▶ _Problem statement_
Return only the number of lines in the entries below that hold the word "screenshot".

▶ _Data to process_
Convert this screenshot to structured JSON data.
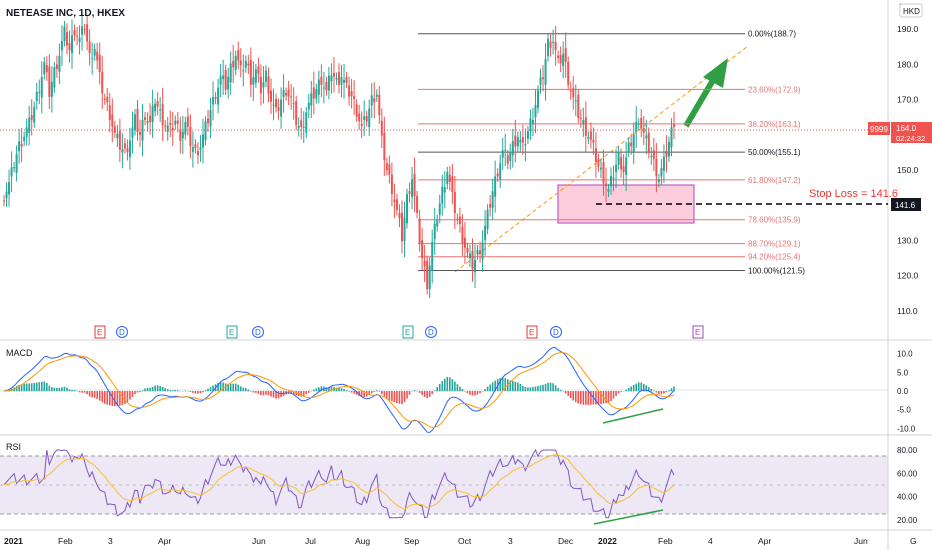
{
  "header": {
    "symbol": "NETEASE INC, 1D, HKEX",
    "currency": "HKD",
    "corner_text": "2("
  },
  "colors": {
    "up": "#26a69a",
    "down": "#ef5350",
    "macd_line": "#2962ff",
    "signal_line": "#ff9800",
    "rsi_line": "#7e57c2",
    "rsi_band": "#ede7f6",
    "fib_black": "#555555",
    "fib_red": "#e57373",
    "trend": "#ff9800",
    "arrow": "#2ea043",
    "stop_zone": "#f8bbd0",
    "stop_border": "#ab47bc",
    "stop_text": "#e53935",
    "earnings_red": "#e53935",
    "earnings_green": "#26a69a",
    "earnings_purple": "#ab47bc",
    "dividend": "#2962ff"
  },
  "price_axis": {
    "min": 108,
    "max": 196,
    "ticks": [
      110.0,
      120.0,
      130.0,
      140.0,
      150.0,
      160.0,
      170.0,
      180.0,
      190.0
    ]
  },
  "price_tags": {
    "last": {
      "ticker": "9999",
      "price": "164.0",
      "countdown": "02:24:32",
      "value": 164.0
    },
    "stop": {
      "label": "141.6",
      "value": 141.6
    }
  },
  "x_axis": {
    "labels": [
      "2021",
      "Feb",
      "3",
      "Apr",
      "Jun",
      "Jul",
      "Aug",
      "Sep",
      "Oct",
      "3",
      "Dec",
      "2022",
      "Feb",
      "4",
      "Apr",
      "Jun",
      "G"
    ]
  },
  "fib_levels": [
    {
      "label": "0.00%(188.7)",
      "value": 188.7,
      "style": "black"
    },
    {
      "label": "23.60%(172.9)",
      "value": 172.9,
      "style": "red"
    },
    {
      "label": "38.20%(163.1)",
      "value": 163.1,
      "style": "red"
    },
    {
      "label": "50.00%(155.1)",
      "value": 155.1,
      "style": "black"
    },
    {
      "label": "61.80%(147.2)",
      "value": 147.2,
      "style": "red"
    },
    {
      "label": "78.60%(135.9)",
      "value": 135.9,
      "style": "red"
    },
    {
      "label": "88.70%(129.1)",
      "value": 129.1,
      "style": "red"
    },
    {
      "label": "94.20%(125.4)",
      "value": 125.4,
      "style": "red"
    },
    {
      "label": "100.00%(121.5)",
      "value": 121.5,
      "style": "black"
    }
  ],
  "stop_loss": {
    "label": "Stop Loss = 141.6",
    "value": 141.6,
    "zone_top": 147.2,
    "zone_bottom": 135.9
  },
  "events": [
    {
      "type": "E",
      "color": "earnings_red"
    },
    {
      "type": "D",
      "color": "dividend"
    },
    {
      "type": "E",
      "color": "earnings_green"
    },
    {
      "type": "D",
      "color": "dividend"
    },
    {
      "type": "E",
      "color": "earnings_green"
    },
    {
      "type": "D",
      "color": "dividend"
    },
    {
      "type": "E",
      "color": "earnings_red"
    },
    {
      "type": "D",
      "color": "dividend"
    },
    {
      "type": "E",
      "color": "earnings_purple"
    }
  ],
  "macd": {
    "title": "MACD",
    "ticks": [
      "10.0",
      "5.0",
      "0.0",
      "-5.0",
      "-10.0"
    ],
    "range": [
      -11,
      11
    ]
  },
  "rsi": {
    "title": "RSI",
    "ticks": [
      "80.00",
      "60.00",
      "40.00",
      "20.00"
    ],
    "range": [
      14,
      86
    ],
    "upper": 70,
    "lower": 30,
    "mid": 50
  },
  "chart_data": {
    "type": "candlestick",
    "symbol": "NETEASE INC, 1D, HKEX",
    "x_labels": [
      "2021",
      "Feb",
      "3",
      "Apr",
      "Jun",
      "Jul",
      "Aug",
      "Sep",
      "Oct",
      "3",
      "Dec",
      "2022",
      "Feb",
      "4",
      "Apr",
      "Jun"
    ],
    "close_path": [
      [
        0,
        143
      ],
      [
        2,
        146
      ],
      [
        4,
        152
      ],
      [
        6,
        157
      ],
      [
        8,
        160
      ],
      [
        10,
        163
      ],
      [
        12,
        168
      ],
      [
        14,
        174
      ],
      [
        16,
        180
      ],
      [
        18,
        172
      ],
      [
        20,
        178
      ],
      [
        22,
        183
      ],
      [
        24,
        189
      ],
      [
        26,
        184
      ],
      [
        28,
        190
      ],
      [
        30,
        187
      ],
      [
        32,
        191
      ],
      [
        34,
        182
      ],
      [
        36,
        185
      ],
      [
        38,
        176
      ],
      [
        40,
        170
      ],
      [
        42,
        166
      ],
      [
        44,
        160
      ],
      [
        46,
        157
      ],
      [
        48,
        155
      ],
      [
        50,
        159
      ],
      [
        52,
        164
      ],
      [
        54,
        160
      ],
      [
        56,
        166
      ],
      [
        58,
        163
      ],
      [
        60,
        170
      ],
      [
        62,
        166
      ],
      [
        64,
        163
      ],
      [
        66,
        161
      ],
      [
        68,
        164
      ],
      [
        70,
        160
      ],
      [
        72,
        163
      ],
      [
        74,
        158
      ],
      [
        76,
        155
      ],
      [
        78,
        157
      ],
      [
        80,
        162
      ],
      [
        82,
        167
      ],
      [
        84,
        172
      ],
      [
        86,
        176
      ],
      [
        88,
        174
      ],
      [
        90,
        179
      ],
      [
        92,
        183
      ],
      [
        94,
        178
      ],
      [
        96,
        181
      ],
      [
        98,
        176
      ],
      [
        100,
        178
      ],
      [
        102,
        173
      ],
      [
        104,
        177
      ],
      [
        106,
        170
      ],
      [
        108,
        166
      ],
      [
        110,
        170
      ],
      [
        112,
        173
      ],
      [
        114,
        170
      ],
      [
        116,
        164
      ],
      [
        118,
        161
      ],
      [
        120,
        167
      ],
      [
        122,
        170
      ],
      [
        124,
        173
      ],
      [
        126,
        176
      ],
      [
        128,
        172
      ],
      [
        130,
        178
      ],
      [
        132,
        175
      ],
      [
        134,
        177
      ],
      [
        136,
        173
      ],
      [
        138,
        171
      ],
      [
        140,
        167
      ],
      [
        142,
        162
      ],
      [
        144,
        165
      ],
      [
        146,
        170
      ],
      [
        148,
        172
      ],
      [
        150,
        158
      ],
      [
        152,
        150
      ],
      [
        154,
        145
      ],
      [
        156,
        138
      ],
      [
        158,
        131
      ],
      [
        160,
        142
      ],
      [
        162,
        148
      ],
      [
        164,
        136
      ],
      [
        166,
        125
      ],
      [
        168,
        118
      ],
      [
        170,
        129
      ],
      [
        172,
        137
      ],
      [
        174,
        144
      ],
      [
        176,
        150
      ],
      [
        178,
        142
      ],
      [
        180,
        136
      ],
      [
        182,
        131
      ],
      [
        184,
        126
      ],
      [
        186,
        123
      ],
      [
        188,
        126
      ],
      [
        190,
        130
      ],
      [
        192,
        137
      ],
      [
        194,
        144
      ],
      [
        196,
        150
      ],
      [
        198,
        155
      ],
      [
        200,
        153
      ],
      [
        202,
        157
      ],
      [
        204,
        160
      ],
      [
        206,
        156
      ],
      [
        208,
        161
      ],
      [
        210,
        166
      ],
      [
        212,
        172
      ],
      [
        214,
        177
      ],
      [
        216,
        186
      ],
      [
        218,
        187
      ],
      [
        220,
        180
      ],
      [
        222,
        183
      ],
      [
        224,
        176
      ],
      [
        226,
        170
      ],
      [
        228,
        166
      ],
      [
        230,
        163
      ],
      [
        232,
        160
      ],
      [
        234,
        156
      ],
      [
        236,
        151
      ],
      [
        238,
        148
      ],
      [
        240,
        144
      ],
      [
        242,
        149
      ],
      [
        244,
        154
      ],
      [
        246,
        150
      ],
      [
        248,
        156
      ],
      [
        250,
        160
      ],
      [
        252,
        165
      ],
      [
        254,
        160
      ],
      [
        256,
        156
      ],
      [
        258,
        152
      ],
      [
        260,
        148
      ],
      [
        262,
        152
      ],
      [
        264,
        158
      ],
      [
        266,
        164
      ]
    ],
    "fib_levels_pct": [
      0.0,
      23.6,
      38.2,
      50.0,
      61.8,
      78.6,
      88.7,
      94.2,
      100.0
    ],
    "fib_levels_price": [
      188.7,
      172.9,
      163.1,
      155.1,
      147.2,
      135.9,
      129.1,
      125.4,
      121.5
    ],
    "stop_loss": 141.6,
    "last_price": 164.0,
    "y_range": [
      108,
      196
    ],
    "macd_range": [
      -11,
      11
    ],
    "rsi_range": [
      14,
      86
    ],
    "rsi_bands": [
      30,
      50,
      70
    ]
  }
}
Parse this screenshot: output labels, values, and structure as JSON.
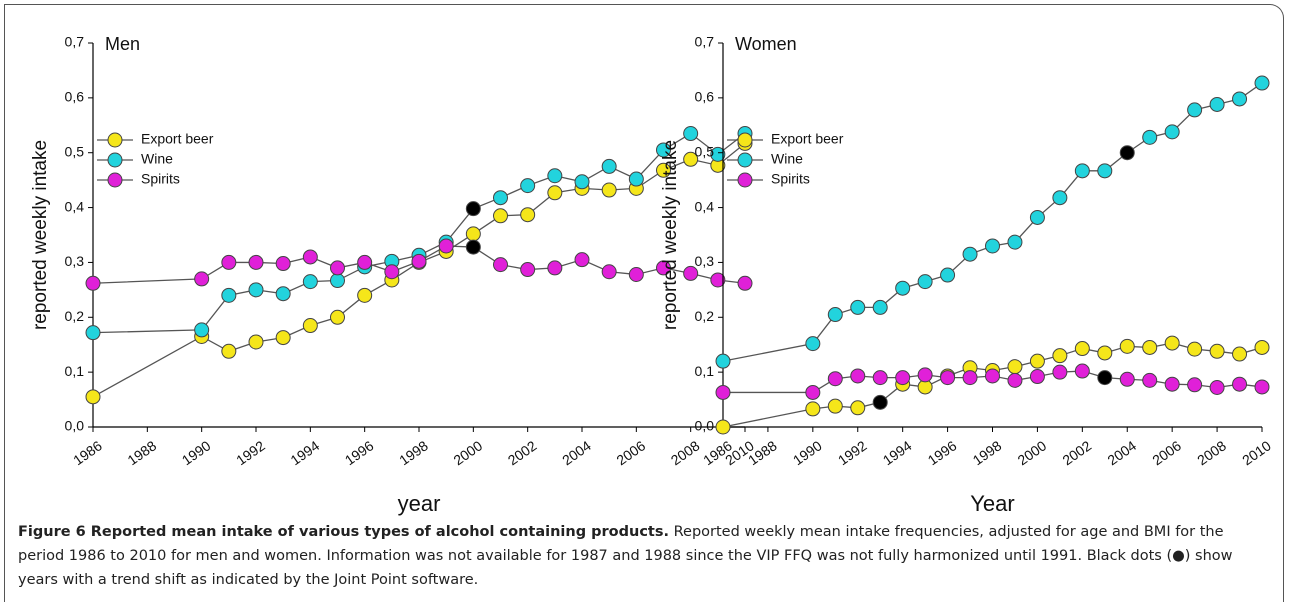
{
  "chart_data": [
    {
      "type": "line",
      "title": "Men",
      "xlabel": "year",
      "ylabel": "reported weekly intake",
      "x": [
        1986,
        1990,
        1991,
        1992,
        1993,
        1994,
        1995,
        1996,
        1997,
        1998,
        1999,
        2000,
        2001,
        2002,
        2003,
        2004,
        2005,
        2006,
        2007,
        2008,
        2009,
        2010
      ],
      "xlim": [
        1986,
        2010
      ],
      "xticks": [
        1986,
        1988,
        1990,
        1992,
        1994,
        1996,
        1998,
        2000,
        2002,
        2004,
        2006,
        2008,
        2010
      ],
      "ylim": [
        0,
        0.7
      ],
      "yticks": [
        {
          "value": 0,
          "label": "0,0"
        },
        {
          "value": 0.1,
          "label": "0,1"
        },
        {
          "value": 0.2,
          "label": "0,2"
        },
        {
          "value": 0.3,
          "label": "0,3"
        },
        {
          "value": 0.4,
          "label": "0,4"
        },
        {
          "value": 0.5,
          "label": "0,5"
        },
        {
          "value": 0.6,
          "label": "0,6"
        },
        {
          "value": 0.7,
          "label": "0,7"
        }
      ],
      "legend": "upper left",
      "series": [
        {
          "name": "Export beer",
          "color": "#f5e61a",
          "values": [
            0.055,
            0.165,
            0.138,
            0.155,
            0.163,
            0.185,
            0.2,
            0.24,
            0.268,
            0.3,
            0.32,
            0.352,
            0.385,
            0.387,
            0.427,
            0.435,
            0.432,
            0.435,
            0.468,
            0.488,
            0.477,
            0.517
          ]
        },
        {
          "name": "Wine",
          "color": "#22d3dd",
          "values": [
            0.172,
            0.177,
            0.24,
            0.25,
            0.243,
            0.265,
            0.267,
            0.292,
            0.302,
            0.313,
            0.337,
            0.398,
            0.418,
            0.44,
            0.458,
            0.447,
            0.475,
            0.452,
            0.505,
            0.535,
            0.497,
            0.535
          ],
          "point_colors": [
            "#22d3dd",
            "#22d3dd",
            "#22d3dd",
            "#22d3dd",
            "#22d3dd",
            "#22d3dd",
            "#22d3dd",
            "#22d3dd",
            "#22d3dd",
            "#22d3dd",
            "#22d3dd",
            "#000000",
            "#22d3dd",
            "#22d3dd",
            "#22d3dd",
            "#22d3dd",
            "#22d3dd",
            "#22d3dd",
            "#22d3dd",
            "#22d3dd",
            "#22d3dd",
            "#22d3dd"
          ]
        },
        {
          "name": "Spirits",
          "color": "#e020d8",
          "values": [
            0.262,
            0.27,
            0.3,
            0.3,
            0.298,
            0.31,
            0.29,
            0.3,
            0.283,
            0.302,
            0.33,
            0.328,
            0.296,
            0.287,
            0.29,
            0.305,
            0.283,
            0.278,
            0.29,
            0.28,
            0.268,
            0.262
          ],
          "point_colors": [
            "#e020d8",
            "#e020d8",
            "#e020d8",
            "#e020d8",
            "#e020d8",
            "#e020d8",
            "#e020d8",
            "#e020d8",
            "#e020d8",
            "#e020d8",
            "#e020d8",
            "#000000",
            "#e020d8",
            "#e020d8",
            "#e020d8",
            "#e020d8",
            "#e020d8",
            "#e020d8",
            "#e020d8",
            "#e020d8",
            "#e020d8",
            "#e020d8"
          ]
        }
      ]
    },
    {
      "type": "line",
      "title": "Women",
      "xlabel": "Year",
      "ylabel": "reported weekly intake",
      "x": [
        1986,
        1990,
        1991,
        1992,
        1993,
        1994,
        1995,
        1996,
        1997,
        1998,
        1999,
        2000,
        2001,
        2002,
        2003,
        2004,
        2005,
        2006,
        2007,
        2008,
        2009,
        2010
      ],
      "xlim": [
        1986,
        2010
      ],
      "xticks": [
        1986,
        1988,
        1990,
        1992,
        1994,
        1996,
        1998,
        2000,
        2002,
        2004,
        2006,
        2008,
        2010
      ],
      "ylim": [
        0,
        0.7
      ],
      "yticks": [
        {
          "value": 0,
          "label": "0,0"
        },
        {
          "value": 0.1,
          "label": "0,1"
        },
        {
          "value": 0.2,
          "label": "0,2"
        },
        {
          "value": 0.3,
          "label": "0,3"
        },
        {
          "value": 0.4,
          "label": "0,4"
        },
        {
          "value": 0.5,
          "label": "0,5"
        },
        {
          "value": 0.6,
          "label": "0,6"
        },
        {
          "value": 0.7,
          "label": "0,7"
        }
      ],
      "legend": "upper left",
      "series": [
        {
          "name": "Export beer",
          "color": "#f5e61a",
          "values": [
            0.0,
            0.033,
            0.038,
            0.035,
            0.045,
            0.078,
            0.073,
            0.093,
            0.108,
            0.103,
            0.11,
            0.12,
            0.13,
            0.143,
            0.135,
            0.147,
            0.145,
            0.153,
            0.142,
            0.138,
            0.133,
            0.145
          ],
          "point_colors": [
            "#f5e61a",
            "#f5e61a",
            "#f5e61a",
            "#f5e61a",
            "#000000",
            "#f5e61a",
            "#f5e61a",
            "#f5e61a",
            "#f5e61a",
            "#f5e61a",
            "#f5e61a",
            "#f5e61a",
            "#f5e61a",
            "#f5e61a",
            "#f5e61a",
            "#f5e61a",
            "#f5e61a",
            "#f5e61a",
            "#f5e61a",
            "#f5e61a",
            "#f5e61a",
            "#f5e61a"
          ]
        },
        {
          "name": "Wine",
          "color": "#22d3dd",
          "values": [
            0.12,
            0.152,
            0.205,
            0.218,
            0.218,
            0.253,
            0.265,
            0.277,
            0.315,
            0.33,
            0.337,
            0.382,
            0.418,
            0.467,
            0.467,
            0.5,
            0.528,
            0.538,
            0.578,
            0.588,
            0.598,
            0.627
          ],
          "point_colors": [
            "#22d3dd",
            "#22d3dd",
            "#22d3dd",
            "#22d3dd",
            "#22d3dd",
            "#22d3dd",
            "#22d3dd",
            "#22d3dd",
            "#22d3dd",
            "#22d3dd",
            "#22d3dd",
            "#22d3dd",
            "#22d3dd",
            "#22d3dd",
            "#22d3dd",
            "#000000",
            "#22d3dd",
            "#22d3dd",
            "#22d3dd",
            "#22d3dd",
            "#22d3dd",
            "#22d3dd"
          ]
        },
        {
          "name": "Spirits",
          "color": "#e020d8",
          "values": [
            0.063,
            0.063,
            0.088,
            0.093,
            0.09,
            0.09,
            0.095,
            0.09,
            0.09,
            0.093,
            0.085,
            0.092,
            0.1,
            0.102,
            0.09,
            0.087,
            0.085,
            0.078,
            0.077,
            0.072,
            0.078,
            0.073
          ],
          "point_colors": [
            "#e020d8",
            "#e020d8",
            "#e020d8",
            "#e020d8",
            "#e020d8",
            "#e020d8",
            "#e020d8",
            "#e020d8",
            "#e020d8",
            "#e020d8",
            "#e020d8",
            "#e020d8",
            "#e020d8",
            "#e020d8",
            "#000000",
            "#e020d8",
            "#e020d8",
            "#e020d8",
            "#e020d8",
            "#e020d8",
            "#e020d8",
            "#e020d8"
          ]
        }
      ]
    }
  ],
  "caption": {
    "title": "Figure 6 Reported mean intake of various types of alcohol containing products.",
    "text": "Reported weekly mean intake frequencies, adjusted for age and BMI for the period 1986 to 2010 for men and women. Information was not available for 1987 and 1988 since the VIP FFQ was not fully harmonized until 1991. Black dots (●) show years with a trend shift as indicated by the Joint Point software."
  }
}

▶ _Reply to the exercise_
2